주어진 항목:
* * * *

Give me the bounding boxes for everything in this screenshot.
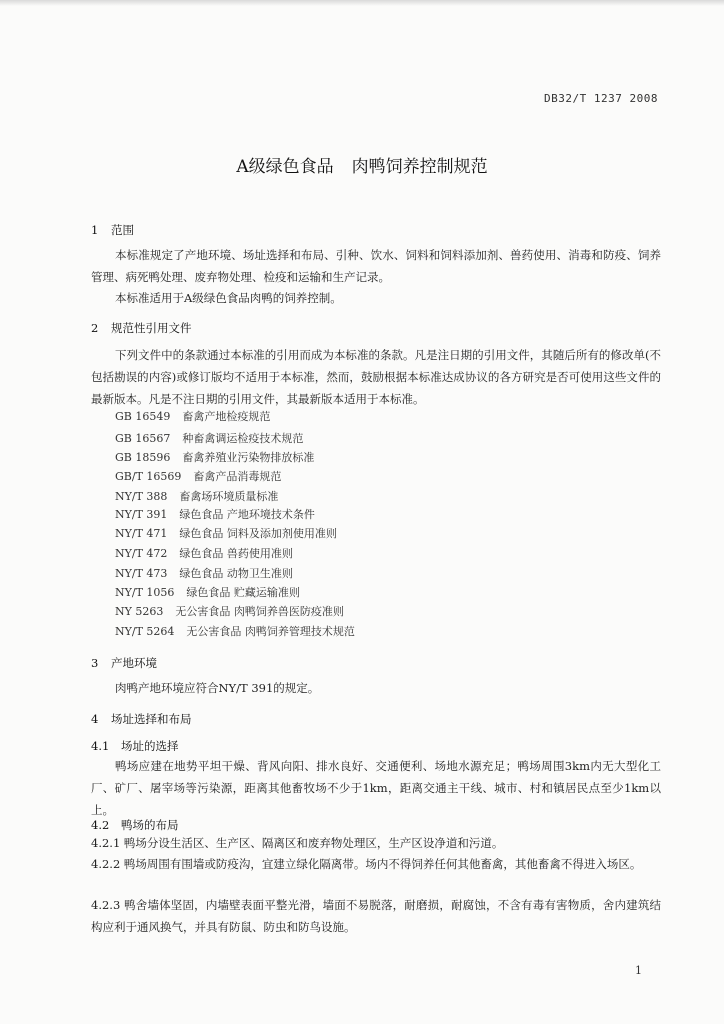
page-number: 1 [635, 964, 642, 977]
section-3-heading: 3 产地环境 [91, 656, 157, 670]
section-4-2-2-paragraph: 4.2.2 鸭场周围有围墙或防疫沟，宜建立绿化隔离带。场内不得饲养任何其他畜禽，其他畜禽不得进入场区。 [91, 857, 642, 871]
title-part-2: 肉鸭饲养控制规范 [351, 157, 488, 177]
reference-item: GB 18596 畜禽养殖业污染物排放标准 [115, 451, 315, 464]
section-4-1-paragraph: 鸭场应建在地势平坦干燥、背风向阳、排水良好、交通便利、场地水源充足；鸭场周围3km内无大型化工厂、矿厂、屠宰场等污染源，距离其他畜牧场不少于1km，距离交通主干线、城市、村和镇居民点至少1km以上。 [91, 759, 661, 817]
reference-item: NY/T 391 绿色食品 产地环境技术条件 [115, 508, 315, 521]
section-1-paragraph-1: 本标准规定了产地环境、场址选择和布局、引种、饮水、饲料和饲料添加剂、兽药使用、消毒和防疫、饲养管理、病死鸭处理、废弃物处理、检疫和运输和生产记录。 [91, 248, 661, 284]
reference-item: NY 5263 无公害食品 肉鸭饲养兽医防疫准则 [115, 605, 344, 618]
reference-item: GB 16549 畜禽产地检疫规范 [115, 410, 271, 423]
section-1-paragraph-2: 本标准适用于A级绿色食品肉鸭的饲养控制。 [115, 291, 342, 305]
reference-item: NY/T 5264 无公害食品 肉鸭饲养管理技术规范 [115, 625, 355, 638]
section-4-heading: 4 场址选择和布局 [91, 712, 192, 726]
reference-item: NY/T 471 绿色食品 饲料及添加剂使用准则 [115, 527, 337, 540]
title-part-1: A级绿色食品 [236, 157, 334, 177]
reference-item: NY/T 472 绿色食品 兽药使用准则 [115, 547, 293, 560]
section-1-heading: 1 范围 [91, 223, 134, 237]
section-4-1-heading: 4.1 场址的选择 [91, 739, 179, 753]
section-4-2-3-paragraph: 4.2.3 鸭舍墙体坚固，内墙壁表面平整光滑，墙面不易脱落，耐磨损，耐腐蚀，不含有毒有害物质，舍内建筑结构应利于通风换气，并具有防鼠、防虫和防鸟设施。 [91, 898, 661, 934]
reference-item: GB 16567 种畜禽调运检疫技术规范 [115, 432, 304, 445]
section-4-2-1-paragraph: 4.2.1 鸭场分设生活区、生产区、隔离区和废弃物处理区，生产区设净道和污道。 [91, 836, 504, 850]
scan-edge [0, 0, 724, 6]
section-2-heading: 2 规范性引用文件 [91, 321, 192, 335]
section-4-2-heading: 4.2 鸭场的布局 [91, 818, 179, 832]
reference-item: NY/T 1056 绿色食品 贮藏运输准则 [115, 586, 300, 599]
section-2-paragraph-1: 下列文件中的条款通过本标准的引用而成为本标准的条款。凡是注日期的引用文件，其随后所有的修改单(不包括勘误的内容)或修订版均不适用于本标准，然而，鼓励根据本标准达成协议的各方研究是否可使用这些文件的最新版本。凡是不注日期的引用文件，其最新版本适用于本标准。 [91, 348, 661, 406]
document-title [0, 152, 724, 177]
reference-item: NY/T 388 畜禽场环境质量标准 [115, 490, 279, 503]
section-3-paragraph-1: 肉鸭产地环境应符合NY/T 391的规定。 [115, 681, 320, 695]
standard-code: DB32/T 1237 2008 [544, 92, 658, 105]
reference-item: NY/T 473 绿色食品 动物卫生准则 [115, 567, 293, 580]
reference-item: GB/T 16569 畜禽产品消毒规范 [115, 470, 282, 483]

* * * *

모든 항목의 줄을 다시 적되 “肉鸭” 부분만 전부 “蛋鸭” 문구로 고치고 나머지는 그대로 두세요. 그림은 답에 넣지 마세요.

답변:
Give me the bounding boxes for everything in this screenshot.
page-number: 1 [635, 964, 642, 977]
section-3-heading: 3 产地环境 [91, 656, 157, 670]
section-4-2-2-paragraph: 4.2.2 鸭场周围有围墙或防疫沟，宜建立绿化隔离带。场内不得饲养任何其他畜禽，其他畜禽不得进入场区。 [91, 857, 642, 871]
title-part-2: 蛋鸭饲养控制规范 [351, 157, 488, 177]
reference-item: GB 18596 畜禽养殖业污染物排放标准 [115, 451, 315, 464]
section-4-1-paragraph: 鸭场应建在地势平坦干燥、背风向阳、排水良好、交通便利、场地水源充足；鸭场周围3km内无大型化工厂、矿厂、屠宰场等污染源，距离其他畜牧场不少于1km，距离交通主干线、城市、村和镇居民点至少1km以上。 [91, 759, 661, 817]
reference-item: NY/T 391 绿色食品 产地环境技术条件 [115, 508, 315, 521]
section-1-paragraph-1: 本标准规定了产地环境、场址选择和布局、引种、饮水、饲料和饲料添加剂、兽药使用、消毒和防疫、饲养管理、病死鸭处理、废弃物处理、检疫和运输和生产记录。 [91, 248, 661, 284]
reference-item: NY 5263 无公害食品 蛋鸭饲养兽医防疫准则 [115, 605, 344, 618]
reference-item: GB 16549 畜禽产地检疫规范 [115, 410, 271, 423]
section-1-paragraph-2: 本标准适用于A级绿色食品蛋鸭的饲养控制。 [115, 291, 342, 305]
reference-item: NY/T 5264 无公害食品 蛋鸭饲养管理技术规范 [115, 625, 355, 638]
section-4-heading: 4 场址选择和布局 [91, 712, 192, 726]
reference-item: NY/T 471 绿色食品 饲料及添加剂使用准则 [115, 527, 337, 540]
title-part-1: A级绿色食品 [236, 157, 334, 177]
reference-item: NY/T 472 绿色食品 兽药使用准则 [115, 547, 293, 560]
section-1-heading: 1 范围 [91, 223, 134, 237]
section-4-1-heading: 4.1 场址的选择 [91, 739, 179, 753]
section-4-2-3-paragraph: 4.2.3 鸭舍墙体坚固，内墙壁表面平整光滑，墙面不易脱落，耐磨损，耐腐蚀，不含有毒有害物质，舍内建筑结构应利于通风换气，并具有防鼠、防虫和防鸟设施。 [91, 898, 661, 934]
reference-item: GB 16567 种畜禽调运检疫技术规范 [115, 432, 304, 445]
section-4-2-1-paragraph: 4.2.1 鸭场分设生活区、生产区、隔离区和废弃物处理区，生产区设净道和污道。 [91, 836, 504, 850]
scan-edge [0, 0, 724, 6]
section-2-heading: 2 规范性引用文件 [91, 321, 192, 335]
section-4-2-heading: 4.2 鸭场的布局 [91, 818, 179, 832]
reference-item: NY/T 1056 绿色食品 贮藏运输准则 [115, 586, 300, 599]
section-2-paragraph-1: 下列文件中的条款通过本标准的引用而成为本标准的条款。凡是注日期的引用文件，其随后所有的修改单(不包括勘误的内容)或修订版均不适用于本标准，然而，鼓励根据本标准达成协议的各方研究是否可使用这些文件的最新版本。凡是不注日期的引用文件，其最新版本适用于本标准。 [91, 348, 661, 406]
document-title [0, 152, 724, 177]
reference-item: NY/T 388 畜禽场环境质量标准 [115, 490, 279, 503]
section-3-paragraph-1: 蛋鸭产地环境应符合NY/T 391的规定。 [115, 681, 320, 695]
standard-code: DB32/T 1237 2008 [544, 92, 658, 105]
reference-item: NY/T 473 绿色食品 动物卫生准则 [115, 567, 293, 580]
reference-item: GB/T 16569 畜禽产品消毒规范 [115, 470, 282, 483]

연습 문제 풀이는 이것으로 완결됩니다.